Written exercise: Keep every line where the word "this" appears; drop the rest.

[Records from a collection of figures]
◇ ◇ ◇ ◇ ◇
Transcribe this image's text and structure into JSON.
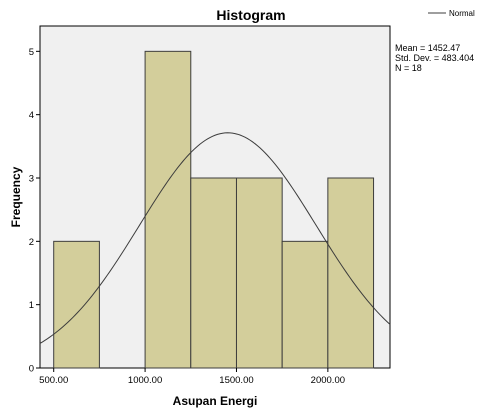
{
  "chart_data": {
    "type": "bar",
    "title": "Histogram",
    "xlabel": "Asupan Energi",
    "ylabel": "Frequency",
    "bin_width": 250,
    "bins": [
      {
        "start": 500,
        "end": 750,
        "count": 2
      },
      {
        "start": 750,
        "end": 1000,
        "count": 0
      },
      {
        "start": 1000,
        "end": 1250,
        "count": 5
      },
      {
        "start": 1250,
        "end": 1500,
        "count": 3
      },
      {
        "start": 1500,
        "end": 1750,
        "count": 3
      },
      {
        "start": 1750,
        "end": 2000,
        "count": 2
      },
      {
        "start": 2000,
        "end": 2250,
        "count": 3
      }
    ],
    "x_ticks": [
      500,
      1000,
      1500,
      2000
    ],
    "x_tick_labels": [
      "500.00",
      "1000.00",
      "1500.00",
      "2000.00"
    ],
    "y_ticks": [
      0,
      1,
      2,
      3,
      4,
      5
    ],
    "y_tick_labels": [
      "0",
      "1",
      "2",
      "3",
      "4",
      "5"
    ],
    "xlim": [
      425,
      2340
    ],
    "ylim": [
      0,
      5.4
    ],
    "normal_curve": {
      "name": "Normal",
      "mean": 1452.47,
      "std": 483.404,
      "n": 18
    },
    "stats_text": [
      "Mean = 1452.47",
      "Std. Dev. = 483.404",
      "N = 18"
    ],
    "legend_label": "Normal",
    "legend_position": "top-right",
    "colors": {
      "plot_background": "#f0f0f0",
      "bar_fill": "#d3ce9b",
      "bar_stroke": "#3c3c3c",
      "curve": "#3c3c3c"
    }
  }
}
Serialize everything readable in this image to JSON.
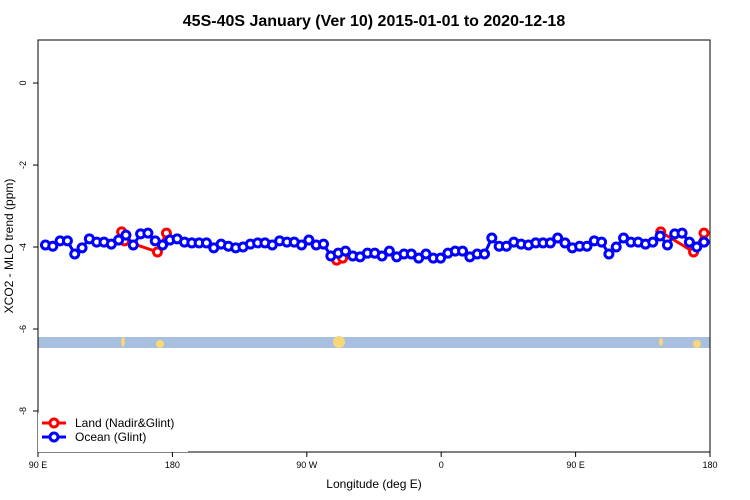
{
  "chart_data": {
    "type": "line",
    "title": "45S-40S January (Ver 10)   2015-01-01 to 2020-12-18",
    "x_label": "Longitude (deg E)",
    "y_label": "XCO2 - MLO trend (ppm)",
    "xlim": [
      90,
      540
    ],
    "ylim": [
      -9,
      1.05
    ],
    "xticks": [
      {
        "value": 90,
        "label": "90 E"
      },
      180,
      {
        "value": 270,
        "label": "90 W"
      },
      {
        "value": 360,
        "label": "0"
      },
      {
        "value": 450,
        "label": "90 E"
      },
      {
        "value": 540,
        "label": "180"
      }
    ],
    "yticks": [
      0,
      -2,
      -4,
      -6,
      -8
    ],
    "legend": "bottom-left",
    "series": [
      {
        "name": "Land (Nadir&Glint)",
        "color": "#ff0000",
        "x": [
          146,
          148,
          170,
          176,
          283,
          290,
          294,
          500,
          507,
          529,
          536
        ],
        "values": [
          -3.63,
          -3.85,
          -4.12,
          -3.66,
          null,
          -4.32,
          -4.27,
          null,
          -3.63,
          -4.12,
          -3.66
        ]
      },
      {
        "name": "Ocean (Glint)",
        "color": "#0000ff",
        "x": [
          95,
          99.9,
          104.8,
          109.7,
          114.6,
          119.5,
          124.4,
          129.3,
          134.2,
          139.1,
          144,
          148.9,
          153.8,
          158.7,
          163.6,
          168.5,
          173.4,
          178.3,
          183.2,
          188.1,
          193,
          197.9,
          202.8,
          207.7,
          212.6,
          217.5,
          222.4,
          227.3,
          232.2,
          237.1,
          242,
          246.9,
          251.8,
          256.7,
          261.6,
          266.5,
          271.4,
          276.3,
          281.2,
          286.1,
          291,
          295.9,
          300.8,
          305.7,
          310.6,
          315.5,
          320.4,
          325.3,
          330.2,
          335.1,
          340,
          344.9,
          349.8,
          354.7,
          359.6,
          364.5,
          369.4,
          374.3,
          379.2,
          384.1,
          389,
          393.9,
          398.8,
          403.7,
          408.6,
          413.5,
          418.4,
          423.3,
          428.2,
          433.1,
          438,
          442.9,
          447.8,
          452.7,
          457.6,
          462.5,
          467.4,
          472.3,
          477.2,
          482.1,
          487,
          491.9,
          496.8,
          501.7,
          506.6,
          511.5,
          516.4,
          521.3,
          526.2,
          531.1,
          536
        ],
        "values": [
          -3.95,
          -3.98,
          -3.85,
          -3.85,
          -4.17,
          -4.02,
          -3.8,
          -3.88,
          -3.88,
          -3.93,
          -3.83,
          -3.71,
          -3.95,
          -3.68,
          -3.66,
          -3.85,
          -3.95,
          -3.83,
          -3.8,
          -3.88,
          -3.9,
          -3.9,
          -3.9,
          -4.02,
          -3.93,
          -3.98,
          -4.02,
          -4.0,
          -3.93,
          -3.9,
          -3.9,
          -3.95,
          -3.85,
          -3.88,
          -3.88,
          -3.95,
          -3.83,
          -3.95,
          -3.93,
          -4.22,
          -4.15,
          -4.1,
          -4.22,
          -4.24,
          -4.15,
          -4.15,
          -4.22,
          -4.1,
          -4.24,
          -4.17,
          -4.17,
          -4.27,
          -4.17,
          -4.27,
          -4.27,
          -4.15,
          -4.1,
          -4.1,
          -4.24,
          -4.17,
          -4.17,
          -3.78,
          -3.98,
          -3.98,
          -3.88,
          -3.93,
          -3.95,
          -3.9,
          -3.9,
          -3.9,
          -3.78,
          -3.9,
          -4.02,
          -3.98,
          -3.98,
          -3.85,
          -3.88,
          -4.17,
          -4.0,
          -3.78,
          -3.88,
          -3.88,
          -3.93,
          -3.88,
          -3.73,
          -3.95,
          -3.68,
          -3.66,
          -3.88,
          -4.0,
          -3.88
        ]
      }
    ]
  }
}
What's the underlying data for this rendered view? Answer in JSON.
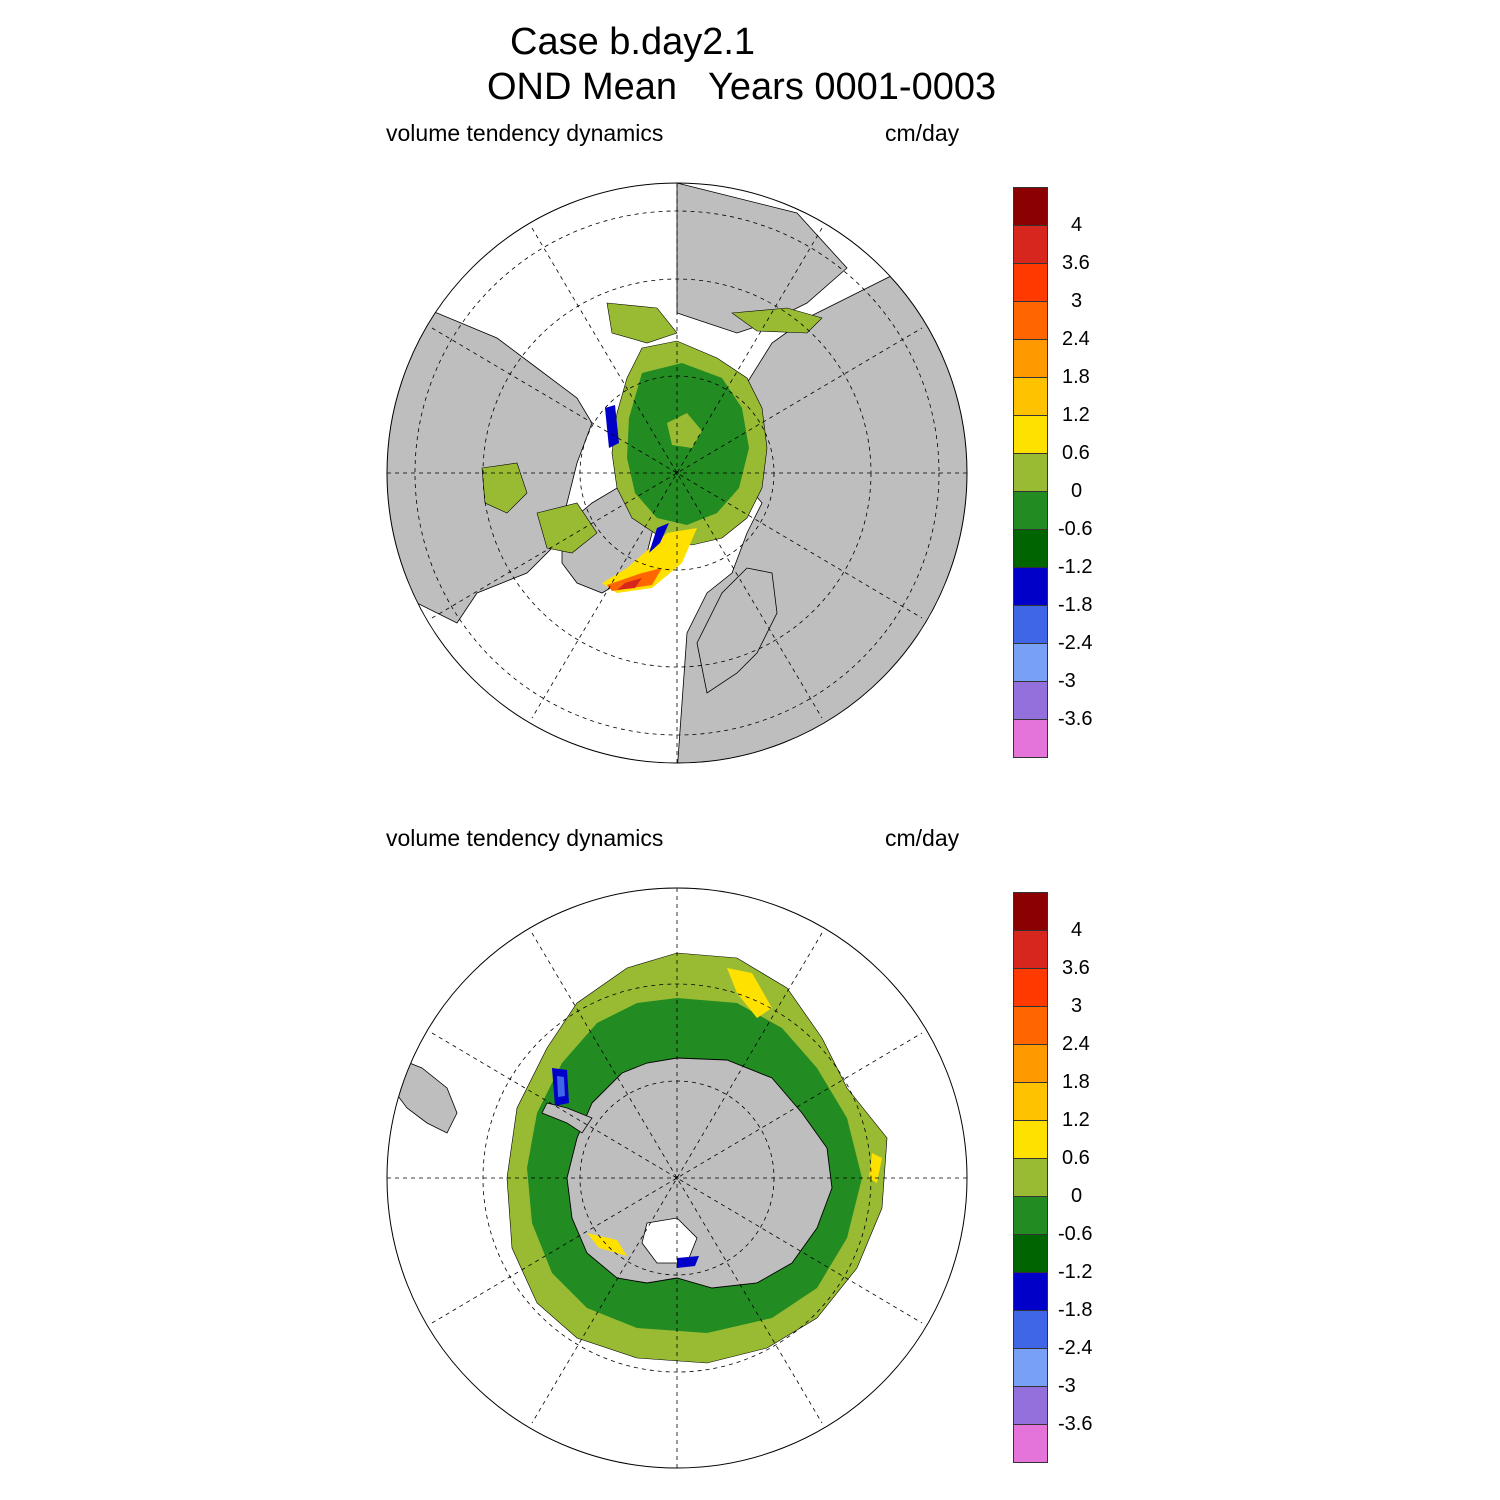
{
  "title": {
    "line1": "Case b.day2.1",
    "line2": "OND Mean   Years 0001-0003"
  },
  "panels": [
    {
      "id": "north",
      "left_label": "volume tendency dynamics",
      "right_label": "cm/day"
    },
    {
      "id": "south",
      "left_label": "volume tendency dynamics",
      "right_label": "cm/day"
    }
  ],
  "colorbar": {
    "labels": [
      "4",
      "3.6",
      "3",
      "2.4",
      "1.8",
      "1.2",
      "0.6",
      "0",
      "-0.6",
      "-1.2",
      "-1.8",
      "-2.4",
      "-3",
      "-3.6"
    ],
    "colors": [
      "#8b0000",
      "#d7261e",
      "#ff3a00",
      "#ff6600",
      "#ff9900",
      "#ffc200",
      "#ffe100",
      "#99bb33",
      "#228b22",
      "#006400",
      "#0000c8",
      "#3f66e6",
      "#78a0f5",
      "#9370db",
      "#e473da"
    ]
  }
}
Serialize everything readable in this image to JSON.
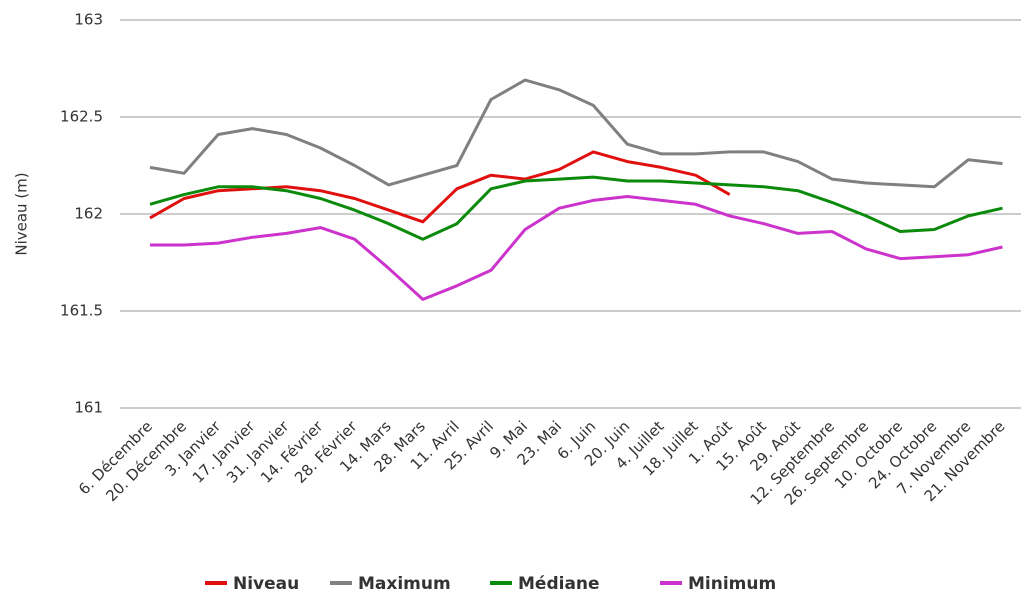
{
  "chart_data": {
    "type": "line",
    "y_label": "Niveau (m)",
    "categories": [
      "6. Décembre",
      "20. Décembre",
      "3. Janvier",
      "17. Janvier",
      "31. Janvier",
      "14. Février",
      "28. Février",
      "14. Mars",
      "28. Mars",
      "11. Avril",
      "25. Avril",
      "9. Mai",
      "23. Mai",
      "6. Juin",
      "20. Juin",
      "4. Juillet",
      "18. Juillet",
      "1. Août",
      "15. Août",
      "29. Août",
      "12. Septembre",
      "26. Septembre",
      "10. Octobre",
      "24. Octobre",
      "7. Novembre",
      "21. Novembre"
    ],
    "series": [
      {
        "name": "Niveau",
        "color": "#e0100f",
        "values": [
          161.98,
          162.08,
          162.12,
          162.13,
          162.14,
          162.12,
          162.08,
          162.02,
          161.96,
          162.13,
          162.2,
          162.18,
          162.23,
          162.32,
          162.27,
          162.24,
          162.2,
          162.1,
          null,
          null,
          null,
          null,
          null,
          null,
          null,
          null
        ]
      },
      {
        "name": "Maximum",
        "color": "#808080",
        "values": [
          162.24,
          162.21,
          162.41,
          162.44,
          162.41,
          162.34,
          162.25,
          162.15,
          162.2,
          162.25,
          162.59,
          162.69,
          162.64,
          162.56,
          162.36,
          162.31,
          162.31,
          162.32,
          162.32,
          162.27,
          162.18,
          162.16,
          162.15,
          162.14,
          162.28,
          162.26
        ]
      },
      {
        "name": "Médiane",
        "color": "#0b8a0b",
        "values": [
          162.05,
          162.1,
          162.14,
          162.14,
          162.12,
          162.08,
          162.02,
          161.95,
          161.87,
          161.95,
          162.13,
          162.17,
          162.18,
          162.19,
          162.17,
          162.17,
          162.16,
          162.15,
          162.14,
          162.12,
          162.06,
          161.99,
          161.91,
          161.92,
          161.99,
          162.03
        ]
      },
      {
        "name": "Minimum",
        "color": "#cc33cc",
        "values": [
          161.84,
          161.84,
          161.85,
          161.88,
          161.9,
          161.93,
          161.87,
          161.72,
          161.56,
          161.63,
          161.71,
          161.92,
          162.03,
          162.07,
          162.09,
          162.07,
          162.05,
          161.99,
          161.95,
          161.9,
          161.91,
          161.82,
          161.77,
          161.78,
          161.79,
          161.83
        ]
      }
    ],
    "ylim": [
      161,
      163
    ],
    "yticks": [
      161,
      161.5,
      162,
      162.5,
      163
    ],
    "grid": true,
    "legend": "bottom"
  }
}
◇ ◇ ◇ ◇ ◇
Task solution:
Transcribe this image's text and structure into JSON.
Serialize everything readable in this image to JSON.
What's the underlying data for this rendered view? Answer in JSON.
Serialize everything readable in this image to JSON.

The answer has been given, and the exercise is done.